• EXERCISE TASK
Print the data below line for line, exactly as it appears. Leave the pictures out of your copy.
## Begin ROWS
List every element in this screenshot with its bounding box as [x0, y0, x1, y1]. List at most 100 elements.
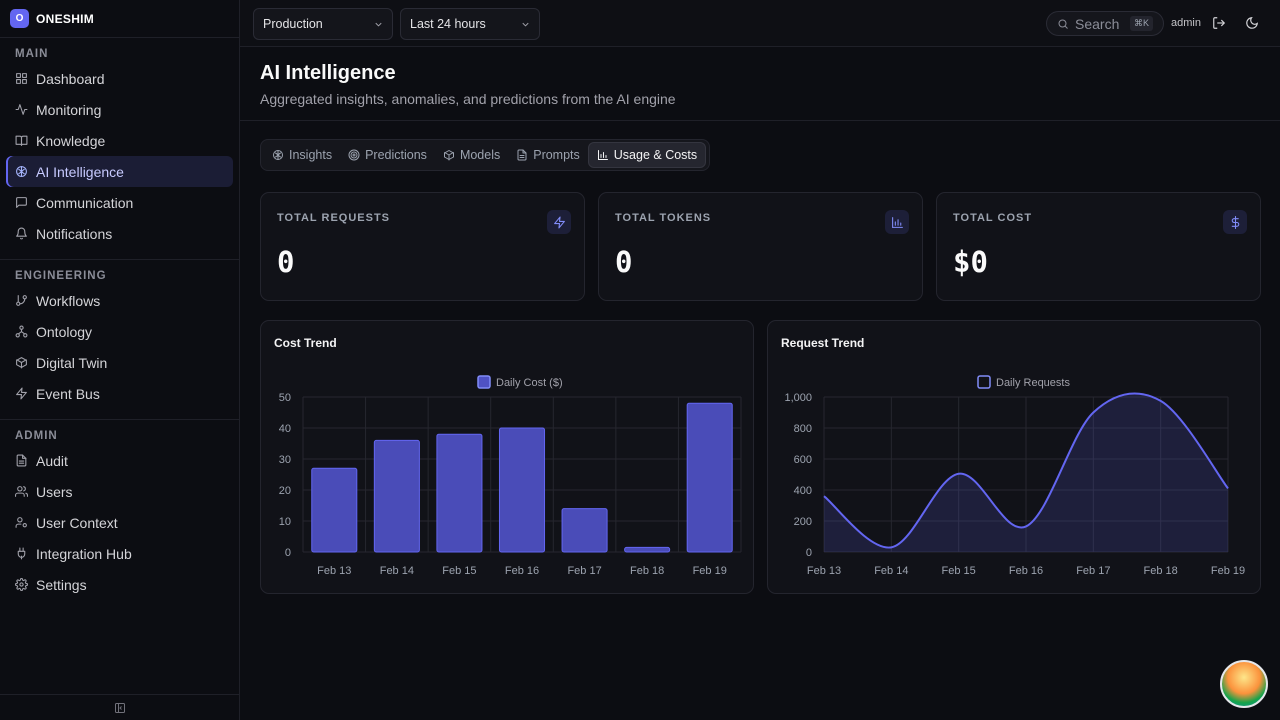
sidebar-item-label: Notifications: [36, 225, 113, 242]
sidebar-item-event-bus[interactable]: Event Bus: [6, 378, 233, 409]
environment-select[interactable]: Production: [253, 8, 393, 40]
sidebar-item-workflows[interactable]: Workflows: [6, 285, 233, 316]
point-feb-15[interactable]: [956, 471, 962, 477]
sidebar-item-label: Users: [36, 483, 73, 500]
moon-icon[interactable]: [1245, 16, 1259, 30]
y-tick-label: 600: [794, 454, 812, 466]
bar-feb-17[interactable]: [561, 508, 608, 553]
brand-logo: O: [10, 9, 29, 28]
stat-card-total-requests: TOTAL REQUESTS 0: [260, 192, 585, 301]
series-line[interactable]: [823, 392, 1229, 549]
y-tick-label: 800: [794, 423, 812, 435]
tab-models[interactable]: Models: [435, 142, 508, 168]
stat-icon-badge: [885, 210, 909, 234]
stat-card-total-tokens: TOTAL TOKENS 0: [598, 192, 923, 301]
sidebar-item-ontology[interactable]: Ontology: [6, 316, 233, 347]
stat-label: TOTAL TOKENS: [615, 212, 712, 224]
assistant-avatar-button[interactable]: [1220, 660, 1268, 708]
sidebar-item-digital-twin[interactable]: Digital Twin: [6, 347, 233, 378]
cost-trend-card: Cost Trend Daily Cost ($) 0 10 20 30 40 50 Feb …: [260, 320, 754, 594]
brand-name: ONESHIM: [36, 11, 95, 26]
sidebar-item-label: Knowledge: [36, 132, 106, 149]
bell-icon: [16, 227, 27, 240]
y-tick-label: 400: [794, 485, 812, 497]
sidebar-item-label: Dashboard: [36, 70, 105, 87]
sidebar-item-audit[interactable]: Audit: [6, 445, 233, 476]
bar-feb-14[interactable]: [373, 439, 420, 553]
sidebar-item-ai-intelligence[interactable]: AI Intelligence: [6, 156, 233, 187]
sidebar-item-users[interactable]: Users: [6, 476, 233, 507]
sidebar-section-title: ADMIN: [15, 430, 58, 442]
tab-insights[interactable]: Insights: [264, 142, 340, 168]
x-tick-label: Feb 15: [942, 565, 976, 577]
legend-swatch: [977, 375, 991, 389]
activity-icon: [15, 104, 28, 115]
sidebar-item-label: Workflows: [36, 292, 101, 309]
cube-icon: [443, 150, 454, 161]
cost-trend-chart: Daily Cost ($) 0 10 20 30 40 50 Feb 13 Feb 14 Feb…: [279, 375, 742, 577]
brain-icon: [16, 166, 27, 177]
point-feb-17[interactable]: [1090, 410, 1096, 416]
legend-label: Daily Requests: [996, 377, 1070, 389]
stat-label: TOTAL REQUESTS: [277, 212, 391, 224]
sidebar-item-label: Digital Twin: [36, 354, 108, 371]
bar-feb-15[interactable]: [436, 433, 483, 553]
y-tick-label: 50: [279, 392, 291, 404]
sidebar-item-label: User Context: [36, 514, 118, 531]
tab-prompts[interactable]: Prompts: [508, 142, 588, 168]
tab-label: Predictions: [365, 148, 427, 162]
tab-label: Models: [459, 148, 501, 162]
bar-feb-18[interactable]: [624, 546, 671, 553]
request-trend-chart: Daily Requests 0 200 400 600 800 1,000 Feb 13 Fe…: [784, 375, 1245, 577]
sidebar-item-label: Settings: [36, 576, 87, 593]
y-tick-label: 20: [279, 485, 291, 497]
collapse-sidebar-button[interactable]: [0, 694, 239, 720]
bar-feb-16[interactable]: [498, 427, 546, 553]
point-feb-18[interactable]: [1158, 398, 1164, 404]
search-placeholder: Search: [1075, 15, 1120, 32]
tab-predictions[interactable]: Predictions: [340, 142, 435, 168]
x-tick-label: Feb 14: [380, 565, 414, 577]
dashboard-icon: [16, 73, 27, 84]
chart-legend[interactable]: Daily Cost ($): [477, 375, 563, 389]
search-input[interactable]: Search ⌘K: [1046, 11, 1164, 36]
bar-feb-19[interactable]: [686, 402, 733, 553]
request-trend-card: Request Trend Daily Requests 0 200 400 600 80…: [767, 320, 1261, 594]
y-tick-label: 0: [285, 547, 291, 559]
user-cog-icon: [15, 517, 27, 528]
chevron-down-icon: [522, 22, 529, 27]
book-icon: [15, 135, 28, 146]
x-tick-label: Feb 17: [567, 565, 601, 577]
point-feb-19[interactable]: [1225, 485, 1231, 491]
sidebar-toggle-icon: [114, 702, 125, 713]
brand[interactable]: O ONESHIM: [0, 0, 239, 38]
bar-feb-13[interactable]: [311, 467, 358, 553]
page-title: AI Intelligence: [260, 62, 396, 84]
sidebar-item-user-context[interactable]: User Context: [6, 507, 233, 538]
y-tick-label: 0: [806, 547, 812, 559]
sidebar-item-integration-hub[interactable]: Integration Hub: [6, 538, 233, 569]
logout-icon[interactable]: [1212, 16, 1226, 30]
y-tick-label: 30: [279, 454, 291, 466]
sidebar-item-dashboard[interactable]: Dashboard: [6, 63, 233, 94]
tab-label: Insights: [289, 148, 333, 162]
tab-usage-costs[interactable]: Usage & Costs: [587, 142, 707, 168]
time-range-select[interactable]: Last 24 hours: [400, 8, 540, 40]
legend-swatch: [477, 375, 491, 389]
sidebar-item-label: Communication: [36, 194, 134, 211]
point-feb-16[interactable]: [1023, 523, 1029, 529]
sidebar-nav: MAIN Dashboard Monitoring Knowledge AI Intel…: [0, 38, 239, 600]
git-branch-icon: [16, 295, 27, 306]
sidebar-item-monitoring[interactable]: Monitoring: [6, 94, 233, 125]
sidebar-section-main: MAIN Dashboard Monitoring Knowledge AI Intel…: [0, 38, 239, 260]
sidebar-item-label: AI Intelligence: [36, 163, 124, 180]
point-feb-14[interactable]: [888, 544, 894, 550]
sidebar-item-notifications[interactable]: Notifications: [6, 218, 233, 249]
point-feb-13[interactable]: [821, 493, 827, 499]
sidebar-item-settings[interactable]: Settings: [6, 569, 233, 600]
chart-legend[interactable]: Daily Requests: [977, 375, 1070, 389]
chart-title: Cost Trend: [274, 336, 337, 350]
y-tick-label: 10: [279, 516, 291, 528]
sidebar-item-knowledge[interactable]: Knowledge: [6, 125, 233, 156]
sidebar-item-communication[interactable]: Communication: [6, 187, 233, 218]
## End ROWS
• RESPONSE
List every element in this screenshot with its bounding box as [x0, y0, x1, y1]. List at most 100 elements.
sidebar-item-label: Notifications: [36, 225, 113, 242]
sidebar-item-event-bus[interactable]: Event Bus: [6, 378, 233, 409]
environment-select[interactable]: Production: [253, 8, 393, 40]
sidebar-item-workflows[interactable]: Workflows: [6, 285, 233, 316]
point-feb-15[interactable]: [956, 471, 962, 477]
sidebar-item-label: Users: [36, 483, 73, 500]
moon-icon[interactable]: [1245, 16, 1259, 30]
y-tick-label: 600: [794, 454, 812, 466]
bar-feb-17[interactable]: [561, 508, 608, 553]
brand-logo: O: [10, 9, 29, 28]
stat-card-total-requests: TOTAL REQUESTS 0: [260, 192, 585, 301]
series-line[interactable]: [823, 392, 1229, 549]
y-tick-label: 800: [794, 423, 812, 435]
tab-models[interactable]: Models: [435, 142, 508, 168]
stat-icon-badge: [885, 210, 909, 234]
stat-card-total-tokens: TOTAL TOKENS 0: [598, 192, 923, 301]
sidebar-item-ontology[interactable]: Ontology: [6, 316, 233, 347]
stat-label: TOTAL TOKENS: [615, 212, 712, 224]
assistant-avatar-button[interactable]: [1220, 660, 1268, 708]
sidebar-item-digital-twin[interactable]: Digital Twin: [6, 347, 233, 378]
cost-trend-card: Cost Trend Daily Cost ($) 0 10 20 30 40 50 Feb …: [260, 320, 754, 594]
brand-name: ONESHIM: [36, 11, 95, 26]
sidebar-item-label: Knowledge: [36, 132, 106, 149]
bell-icon: [16, 227, 27, 240]
y-tick-label: 400: [794, 485, 812, 497]
sidebar-item-label: Dashboard: [36, 70, 105, 87]
sidebar-item-audit[interactable]: Audit: [6, 445, 233, 476]
bar-feb-14[interactable]: [373, 439, 420, 553]
sidebar-item-ai-intelligence[interactable]: AI Intelligence: [6, 156, 233, 187]
sidebar-item-users[interactable]: Users: [6, 476, 233, 507]
sidebar-section-title: ADMIN: [15, 430, 58, 442]
tab-insights[interactable]: Insights: [264, 142, 340, 168]
x-tick-label: Feb 15: [942, 565, 976, 577]
legend-swatch: [977, 375, 991, 389]
activity-icon: [15, 104, 28, 115]
sidebar-item-label: Workflows: [36, 292, 101, 309]
cube-icon: [443, 150, 454, 161]
cost-trend-chart: Daily Cost ($) 0 10 20 30 40 50 Feb 13 Feb 14 Feb…: [279, 375, 742, 577]
brain-icon: [16, 166, 27, 177]
point-feb-17[interactable]: [1090, 410, 1096, 416]
legend-label: Daily Requests: [996, 377, 1070, 389]
stat-label: TOTAL REQUESTS: [277, 212, 391, 224]
sidebar-item-label: Digital Twin: [36, 354, 108, 371]
bar-feb-15[interactable]: [436, 433, 483, 553]
y-tick-label: 50: [279, 392, 291, 404]
sidebar-item-label: User Context: [36, 514, 118, 531]
tab-prompts[interactable]: Prompts: [508, 142, 588, 168]
tab-label: Predictions: [365, 148, 427, 162]
tab-label: Models: [459, 148, 501, 162]
bar-feb-18[interactable]: [624, 546, 671, 553]
request-trend-chart: Daily Requests 0 200 400 600 800 1,000 Feb 13 Fe…: [784, 375, 1245, 577]
sidebar-item-label: Settings: [36, 576, 87, 593]
y-tick-label: 20: [279, 485, 291, 497]
collapse-sidebar-button[interactable]: [0, 694, 239, 720]
bar-feb-16[interactable]: [498, 427, 546, 553]
point-feb-18[interactable]: [1158, 398, 1164, 404]
search-placeholder: Search: [1075, 15, 1120, 32]
tab-predictions[interactable]: Predictions: [340, 142, 435, 168]
x-tick-label: Feb 14: [380, 565, 414, 577]
dashboard-icon: [16, 73, 27, 84]
chart-legend[interactable]: Daily Cost ($): [477, 375, 563, 389]
search-input[interactable]: Search ⌘K: [1046, 11, 1164, 36]
bar-feb-19[interactable]: [686, 402, 733, 553]
request-trend-card: Request Trend Daily Requests 0 200 400 600 80…: [767, 320, 1261, 594]
y-tick-label: 0: [285, 547, 291, 559]
user-cog-icon: [15, 517, 27, 528]
chevron-down-icon: [522, 22, 529, 27]
book-icon: [15, 135, 28, 146]
x-tick-label: Feb 17: [567, 565, 601, 577]
point-feb-19[interactable]: [1225, 485, 1231, 491]
sidebar-toggle-icon: [114, 702, 125, 713]
brand[interactable]: O ONESHIM: [0, 0, 239, 38]
bar-feb-13[interactable]: [311, 467, 358, 553]
page-title: AI Intelligence: [260, 62, 396, 84]
sidebar-item-user-context[interactable]: User Context: [6, 507, 233, 538]
y-tick-label: 0: [806, 547, 812, 559]
sidebar-item-integration-hub[interactable]: Integration Hub: [6, 538, 233, 569]
logout-icon[interactable]: [1212, 16, 1226, 30]
y-tick-label: 30: [279, 454, 291, 466]
sidebar-item-dashboard[interactable]: Dashboard: [6, 63, 233, 94]
tab-label: Insights: [289, 148, 333, 162]
tab-usage-costs[interactable]: Usage & Costs: [587, 142, 707, 168]
time-range-select[interactable]: Last 24 hours: [400, 8, 540, 40]
legend-swatch: [477, 375, 491, 389]
sidebar-item-label: Communication: [36, 194, 134, 211]
point-feb-16[interactable]: [1023, 523, 1029, 529]
sidebar-nav: MAIN Dashboard Monitoring Knowledge AI Intel…: [0, 38, 239, 600]
git-branch-icon: [16, 295, 27, 306]
sidebar-item-monitoring[interactable]: Monitoring: [6, 94, 233, 125]
sidebar-section-main: MAIN Dashboard Monitoring Knowledge AI Intel…: [0, 38, 239, 260]
sidebar-item-label: AI Intelligence: [36, 163, 124, 180]
point-feb-14[interactable]: [888, 544, 894, 550]
sidebar-item-notifications[interactable]: Notifications: [6, 218, 233, 249]
point-feb-13[interactable]: [821, 493, 827, 499]
sidebar-item-settings[interactable]: Settings: [6, 569, 233, 600]
chart-legend[interactable]: Daily Requests: [977, 375, 1070, 389]
chart-title: Cost Trend: [274, 336, 337, 350]
y-tick-label: 10: [279, 516, 291, 528]
sidebar-item-knowledge[interactable]: Knowledge: [6, 125, 233, 156]
sidebar-item-communication[interactable]: Communication: [6, 187, 233, 218]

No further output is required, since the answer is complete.